EXTRACT:
++++++++++++++++++++

Stay committed, and you can always tell what you're committed to by what you're doing or not doing. If you're doing something other than what's going to help you achieve your goal or resolution, then that's what you're committed to, not your goal or resolution. Make sense? I hope so. Supporting each other is so important in achieving your goals and keeping your resolutions, and having different types of reminders available throughout the day can help you like creating a vision board, like my wife and I do. That's one way, and then take a picture of your vision board and make it your home screen for your phone, your tablet or your computer, or all of them.

Bill Simpson:

Meditate or envision for at least five minutes a day on what it would feel like to accomplish your goal or to keep your resolution, on what it would feel like to accomplish your goal or to keep your resolution and use all of your senses here. You know what would it feel like, look like, sound like, even what would it taste like or smell like when you achieve your goal. Think about it and this may sound crazy, but both of you set reminder alarms on your phone three times a day to reinforce your goal. Yeah, I'm telling you, it's effective. It really is, and it's something I do every day and again.

Bill Simpson:

Repetition is the key, you know, to get that subconscious on board. And anything you can do to reinforce your goal on a consistent basis will increase your chances of achieving your goal or keeping your resolution. And it may seem like a lot of work and effort and it is. Yet, like Yuki and Uma said and demonstrated, it is well worth the effort. And if you need help with keeping your resolutions or achieving your goals, reach out to me. I'd be glad to help you.

Bill Simpson:

I'm going to close out this episode with a quote from psychologist and relationship expert, Esther Perel. She says, " When two people work towards something together, they're no longer just lovers, they're teammates, builders and dreamers." Yeah, so make those resolutions together, go and live the life you want, you love. And that's going to bring an end to this episode of the Men on the Path to Love podcast, the New Year, new Us Setting Relationship Goals Together episode.

++++++++++++++++++++

MATERIAL FOR THE TASK:
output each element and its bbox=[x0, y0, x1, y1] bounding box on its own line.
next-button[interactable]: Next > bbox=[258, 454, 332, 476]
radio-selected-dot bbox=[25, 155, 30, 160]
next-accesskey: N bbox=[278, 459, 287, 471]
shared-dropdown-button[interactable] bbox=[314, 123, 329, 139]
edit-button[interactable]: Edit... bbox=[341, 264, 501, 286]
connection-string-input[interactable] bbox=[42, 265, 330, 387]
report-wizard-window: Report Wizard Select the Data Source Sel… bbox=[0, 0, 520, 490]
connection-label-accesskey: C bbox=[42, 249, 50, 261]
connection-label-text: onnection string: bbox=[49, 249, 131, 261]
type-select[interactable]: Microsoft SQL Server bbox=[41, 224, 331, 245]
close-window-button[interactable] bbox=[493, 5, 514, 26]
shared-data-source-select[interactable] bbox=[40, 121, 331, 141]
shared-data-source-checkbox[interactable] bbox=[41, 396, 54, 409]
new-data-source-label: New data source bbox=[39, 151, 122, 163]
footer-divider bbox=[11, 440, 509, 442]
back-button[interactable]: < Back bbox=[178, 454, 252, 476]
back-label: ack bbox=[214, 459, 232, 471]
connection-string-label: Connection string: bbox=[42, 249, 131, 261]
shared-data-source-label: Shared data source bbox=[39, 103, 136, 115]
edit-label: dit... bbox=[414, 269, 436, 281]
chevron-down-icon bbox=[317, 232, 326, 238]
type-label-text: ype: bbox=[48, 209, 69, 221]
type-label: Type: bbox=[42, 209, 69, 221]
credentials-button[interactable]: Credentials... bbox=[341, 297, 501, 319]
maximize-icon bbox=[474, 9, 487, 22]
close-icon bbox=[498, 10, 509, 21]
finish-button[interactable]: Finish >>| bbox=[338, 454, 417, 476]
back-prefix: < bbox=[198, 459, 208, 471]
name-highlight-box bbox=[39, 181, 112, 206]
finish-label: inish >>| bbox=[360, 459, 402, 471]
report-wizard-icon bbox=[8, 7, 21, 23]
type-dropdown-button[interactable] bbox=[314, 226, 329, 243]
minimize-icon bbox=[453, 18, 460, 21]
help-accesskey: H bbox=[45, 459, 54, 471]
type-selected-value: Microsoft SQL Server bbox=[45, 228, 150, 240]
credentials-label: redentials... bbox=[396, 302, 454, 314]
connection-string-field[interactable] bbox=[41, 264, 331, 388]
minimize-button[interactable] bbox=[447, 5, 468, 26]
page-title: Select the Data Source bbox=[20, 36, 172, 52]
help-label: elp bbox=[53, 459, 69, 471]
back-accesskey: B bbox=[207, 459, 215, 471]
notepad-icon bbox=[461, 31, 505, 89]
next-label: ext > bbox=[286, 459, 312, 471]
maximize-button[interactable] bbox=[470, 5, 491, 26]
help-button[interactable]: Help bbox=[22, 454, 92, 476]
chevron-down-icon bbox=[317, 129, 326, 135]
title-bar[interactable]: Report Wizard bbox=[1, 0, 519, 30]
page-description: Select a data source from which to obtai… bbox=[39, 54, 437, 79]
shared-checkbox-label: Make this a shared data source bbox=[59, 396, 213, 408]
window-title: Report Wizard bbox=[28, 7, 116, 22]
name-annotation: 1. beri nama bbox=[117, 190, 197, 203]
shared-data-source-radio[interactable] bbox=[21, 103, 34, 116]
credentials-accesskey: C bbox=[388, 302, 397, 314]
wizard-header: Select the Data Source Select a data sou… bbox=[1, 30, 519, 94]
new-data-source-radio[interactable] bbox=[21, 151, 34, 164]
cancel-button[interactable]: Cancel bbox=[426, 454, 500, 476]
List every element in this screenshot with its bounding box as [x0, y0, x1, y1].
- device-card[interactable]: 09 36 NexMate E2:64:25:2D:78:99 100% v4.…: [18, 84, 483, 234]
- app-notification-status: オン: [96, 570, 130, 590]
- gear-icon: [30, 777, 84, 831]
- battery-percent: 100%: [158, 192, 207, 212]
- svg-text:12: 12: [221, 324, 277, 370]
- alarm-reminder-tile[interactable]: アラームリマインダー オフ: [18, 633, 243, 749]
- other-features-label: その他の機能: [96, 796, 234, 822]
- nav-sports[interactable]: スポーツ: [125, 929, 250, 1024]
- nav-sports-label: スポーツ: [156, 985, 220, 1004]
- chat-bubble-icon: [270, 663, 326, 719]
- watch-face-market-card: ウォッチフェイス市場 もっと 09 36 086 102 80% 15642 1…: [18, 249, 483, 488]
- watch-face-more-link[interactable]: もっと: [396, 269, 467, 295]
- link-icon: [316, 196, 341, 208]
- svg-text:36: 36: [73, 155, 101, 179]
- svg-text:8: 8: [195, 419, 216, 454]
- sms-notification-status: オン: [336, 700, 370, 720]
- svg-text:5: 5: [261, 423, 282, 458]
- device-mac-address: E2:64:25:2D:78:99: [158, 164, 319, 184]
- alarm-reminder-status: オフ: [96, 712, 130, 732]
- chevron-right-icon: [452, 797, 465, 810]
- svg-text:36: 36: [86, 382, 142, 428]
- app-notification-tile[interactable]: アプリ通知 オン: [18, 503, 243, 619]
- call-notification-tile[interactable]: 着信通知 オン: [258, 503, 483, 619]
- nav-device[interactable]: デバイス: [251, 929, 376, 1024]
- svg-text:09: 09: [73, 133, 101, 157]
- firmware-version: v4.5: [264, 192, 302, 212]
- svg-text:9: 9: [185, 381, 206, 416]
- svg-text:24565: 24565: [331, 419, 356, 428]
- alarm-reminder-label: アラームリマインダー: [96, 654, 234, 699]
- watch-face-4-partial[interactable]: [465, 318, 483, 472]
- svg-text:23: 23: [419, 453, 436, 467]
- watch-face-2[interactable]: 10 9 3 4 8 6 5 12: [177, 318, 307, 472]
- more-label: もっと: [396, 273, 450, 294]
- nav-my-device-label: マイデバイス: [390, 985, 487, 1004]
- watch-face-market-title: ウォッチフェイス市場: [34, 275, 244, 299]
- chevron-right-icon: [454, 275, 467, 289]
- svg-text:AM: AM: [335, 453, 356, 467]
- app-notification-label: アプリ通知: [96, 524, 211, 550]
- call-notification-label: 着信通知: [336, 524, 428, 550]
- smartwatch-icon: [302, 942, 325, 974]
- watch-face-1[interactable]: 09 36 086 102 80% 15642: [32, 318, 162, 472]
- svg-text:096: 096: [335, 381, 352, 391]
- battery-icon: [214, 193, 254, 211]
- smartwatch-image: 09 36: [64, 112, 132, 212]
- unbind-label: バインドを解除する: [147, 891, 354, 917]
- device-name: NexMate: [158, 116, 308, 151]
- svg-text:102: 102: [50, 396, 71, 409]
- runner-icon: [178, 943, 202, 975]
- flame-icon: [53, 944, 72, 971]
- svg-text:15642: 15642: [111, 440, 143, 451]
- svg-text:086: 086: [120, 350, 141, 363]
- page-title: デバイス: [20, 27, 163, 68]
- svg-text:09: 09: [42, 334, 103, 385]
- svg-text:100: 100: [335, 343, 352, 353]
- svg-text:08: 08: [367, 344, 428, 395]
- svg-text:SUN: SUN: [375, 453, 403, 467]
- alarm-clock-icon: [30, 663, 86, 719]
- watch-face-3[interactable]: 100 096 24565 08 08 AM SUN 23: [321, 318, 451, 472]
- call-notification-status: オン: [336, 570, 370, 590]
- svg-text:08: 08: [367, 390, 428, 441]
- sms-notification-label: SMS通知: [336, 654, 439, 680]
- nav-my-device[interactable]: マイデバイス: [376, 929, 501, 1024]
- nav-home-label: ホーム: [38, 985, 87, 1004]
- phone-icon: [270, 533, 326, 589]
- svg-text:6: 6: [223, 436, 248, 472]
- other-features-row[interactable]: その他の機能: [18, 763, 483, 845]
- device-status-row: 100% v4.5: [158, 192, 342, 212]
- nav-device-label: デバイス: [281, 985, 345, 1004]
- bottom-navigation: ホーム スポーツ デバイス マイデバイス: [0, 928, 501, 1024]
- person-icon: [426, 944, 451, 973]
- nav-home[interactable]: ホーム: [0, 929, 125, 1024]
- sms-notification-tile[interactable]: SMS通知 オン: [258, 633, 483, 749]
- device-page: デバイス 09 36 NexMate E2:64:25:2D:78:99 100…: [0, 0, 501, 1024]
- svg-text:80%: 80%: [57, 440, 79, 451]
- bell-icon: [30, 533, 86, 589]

++++++++++++++++++++

STATED GOAL 1: Rewrite the stretch of the listing from its start through the line containing "report-wizard-window: Report Wizard", with "bounding box" replaced by "bounding rectangle" and all else unchanged.
STATED GOAL 2: Extend the podcast transcript on setting relationship goals together, continuing from its final sentence.

RESPONSE 1:
output each element and its bbox=[x0, y0, x1, y1] bounding rectangle on its own line.
next-button[interactable]: Next > bbox=[258, 454, 332, 476]
radio-selected-dot bbox=[25, 155, 30, 160]
next-accesskey: N bbox=[278, 459, 287, 471]
shared-dropdown-button[interactable] bbox=[314, 123, 329, 139]
edit-button[interactable]: Edit... bbox=[341, 264, 501, 286]
connection-string-input[interactable] bbox=[42, 265, 330, 387]
report-wizard-window: Report Wizard Select the Data Source Sel… bbox=[0, 0, 520, 490]

RESPONSE 2:
Bill Simpson:

I'm Bill Simpson, your host. I thank you for listening.

Bill Simpson:

Now coming up on the next episode of the Men on the Path to Love podcast, I'll be addressing one of the biggest issues I hear from men in relationship and that is they don't feel appreciated enough for who they are and what they do.

Bill Simpson:

You'll hear Vic's story and how he didn't feel appreciated in his relationship and what he did about it and what you can do about it if you don't feel appreciated enough in your relationship. So please join me for the Appreciation Situation how to Get the Recognition you Deserve in Relationship episode.

Bill Simpson:

And please know that I'm always open for suggestions for this podcast. If you have any suggestion or ideas how to make it better, topics you'd like for me to cover, or maybe an issue you're having in your relationship, please contact me by going to my show page or, better yet, my website, menonthepathtolove. com, and you can set up a free coaching session while you're there. That's menonthepathtolove. com.

Bill Simpson:

And as we bring in a new year and new beginnings, let's do the world some good by spreading more love, and one way to do that is by sharing the link to this podcast and share the love. And until next time, keep your heart open and stay on the path to love.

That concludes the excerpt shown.